[Begin Given records]

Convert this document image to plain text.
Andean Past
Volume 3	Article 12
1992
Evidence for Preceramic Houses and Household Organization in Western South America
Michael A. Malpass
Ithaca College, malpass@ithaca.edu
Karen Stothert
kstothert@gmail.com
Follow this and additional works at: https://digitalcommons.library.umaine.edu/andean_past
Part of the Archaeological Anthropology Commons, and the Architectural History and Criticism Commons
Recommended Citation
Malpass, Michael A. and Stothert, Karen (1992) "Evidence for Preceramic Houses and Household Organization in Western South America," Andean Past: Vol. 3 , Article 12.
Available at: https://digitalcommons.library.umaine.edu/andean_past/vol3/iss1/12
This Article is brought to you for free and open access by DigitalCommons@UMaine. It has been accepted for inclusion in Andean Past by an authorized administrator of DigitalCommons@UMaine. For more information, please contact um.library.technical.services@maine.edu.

[End Given records]

Task instructions
Find each line holding "Western". Copy it out.

Response to this task
Evidence for Preceramic Houses and Household Organization in Western South America
Malpass, Michael A. and Stothert, Karen (1992) "Evidence for Preceramic Houses and Household Organization in Western South America," Andean Past: Vol. 3 , Article 12.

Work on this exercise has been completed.